▶ Document extract:
# # #

Subject: AS1200 SMP instability
To: None <port-alpha@netbsd.org>
From: David Hopper <dhop@nwlink.com>
List: port-alpha
Date: 02/05/2002 11:21:40
I've narrowed the search down for the source of the instability on this
tincup platform.  By removing the multiprocessor code from the kernel, I am
able to survive full builds now without the disk crashes that I had
mentioned earlier on the list.

The instability dates all the way back to when the multiprocessor code was
enabled (which makes a lot of sense now that I think of it-- I ran SMP
since the changes were committed).  In other words, my kernel right now is
1.5ZA (Jan 26), but the errors have been going back all the way through
1.5Y (November) and beyond.

Since going single-processor, I'm solid.

# # #

▶ What to do:
(a) In the AS1200 post, swap "errors" for "crashes" and write out the passage from "The instability dates" up to and including "(November) and beyond.".
(b) For each statement, say yes or no to whether it agrees with the AS1200 post, and quote the words that decide it. (i) Taking the multiprocessor code out of the kernel lets the writer get through full builds without disk crashes. (ii) The writer's kernel right now is 1.5Y. (iii) The errors began only in January.
The listing has no connection to the AS1200 post.

▶ Excerpted records:
# # #

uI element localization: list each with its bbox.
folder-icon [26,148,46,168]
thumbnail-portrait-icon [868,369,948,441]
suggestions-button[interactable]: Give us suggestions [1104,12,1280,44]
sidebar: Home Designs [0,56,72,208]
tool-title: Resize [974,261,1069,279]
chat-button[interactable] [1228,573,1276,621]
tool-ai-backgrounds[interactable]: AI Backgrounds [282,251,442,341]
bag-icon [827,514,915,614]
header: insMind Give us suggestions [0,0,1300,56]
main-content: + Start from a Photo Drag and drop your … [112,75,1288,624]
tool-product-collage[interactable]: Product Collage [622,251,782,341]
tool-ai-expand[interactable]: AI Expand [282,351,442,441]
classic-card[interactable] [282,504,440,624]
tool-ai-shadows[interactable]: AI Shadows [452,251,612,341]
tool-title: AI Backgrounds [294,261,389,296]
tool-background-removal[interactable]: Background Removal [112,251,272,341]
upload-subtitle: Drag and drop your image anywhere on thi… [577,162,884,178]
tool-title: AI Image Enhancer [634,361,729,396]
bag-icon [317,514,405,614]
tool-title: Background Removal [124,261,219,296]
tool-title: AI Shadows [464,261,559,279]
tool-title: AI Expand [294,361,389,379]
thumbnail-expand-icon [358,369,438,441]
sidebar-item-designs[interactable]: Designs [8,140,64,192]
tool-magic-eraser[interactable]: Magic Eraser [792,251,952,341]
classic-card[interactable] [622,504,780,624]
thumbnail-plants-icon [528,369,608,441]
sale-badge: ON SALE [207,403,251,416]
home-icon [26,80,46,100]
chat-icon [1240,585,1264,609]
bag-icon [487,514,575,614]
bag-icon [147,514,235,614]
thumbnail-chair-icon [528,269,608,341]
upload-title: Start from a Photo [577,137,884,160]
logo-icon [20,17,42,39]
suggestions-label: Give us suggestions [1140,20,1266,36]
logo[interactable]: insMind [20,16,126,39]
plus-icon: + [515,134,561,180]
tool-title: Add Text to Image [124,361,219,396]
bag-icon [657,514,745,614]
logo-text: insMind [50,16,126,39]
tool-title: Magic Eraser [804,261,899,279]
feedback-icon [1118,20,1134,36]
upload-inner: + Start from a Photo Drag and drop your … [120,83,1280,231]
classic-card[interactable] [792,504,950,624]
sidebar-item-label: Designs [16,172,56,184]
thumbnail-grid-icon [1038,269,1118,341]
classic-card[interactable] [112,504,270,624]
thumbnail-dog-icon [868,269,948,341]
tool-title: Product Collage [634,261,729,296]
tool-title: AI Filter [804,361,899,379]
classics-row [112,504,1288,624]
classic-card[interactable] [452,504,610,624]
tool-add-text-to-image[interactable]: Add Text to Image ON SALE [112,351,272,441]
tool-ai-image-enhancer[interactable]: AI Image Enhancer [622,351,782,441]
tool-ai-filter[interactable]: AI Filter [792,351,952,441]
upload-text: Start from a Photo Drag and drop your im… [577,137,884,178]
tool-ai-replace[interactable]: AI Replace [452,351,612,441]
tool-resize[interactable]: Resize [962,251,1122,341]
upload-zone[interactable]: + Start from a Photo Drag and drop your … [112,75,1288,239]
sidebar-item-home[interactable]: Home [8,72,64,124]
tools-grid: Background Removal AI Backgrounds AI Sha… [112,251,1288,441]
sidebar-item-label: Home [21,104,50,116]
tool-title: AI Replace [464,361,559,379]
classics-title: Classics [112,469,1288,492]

# # #

▶ Solutions by task:
(a)
The instability dates all the way back to when the multiprocessor code was
enabled (which makes a lot of sense now that I think of it-- I ran SMP
since the changes were committed).  In other words, my kernel right now is
1.5ZA (Jan 26), but the crashes have been going back all the way through
1.5Y (November) and beyond.

(b)
(i) Yes: "By removing the multiprocessor code from the kernel, I am able to survive full builds now without the disk crashes"
(ii) No: "my kernel right now is 1.5ZA (Jan 26)"
(iii) No: "the errors have been going back all the way through 1.5Y (November) and beyond"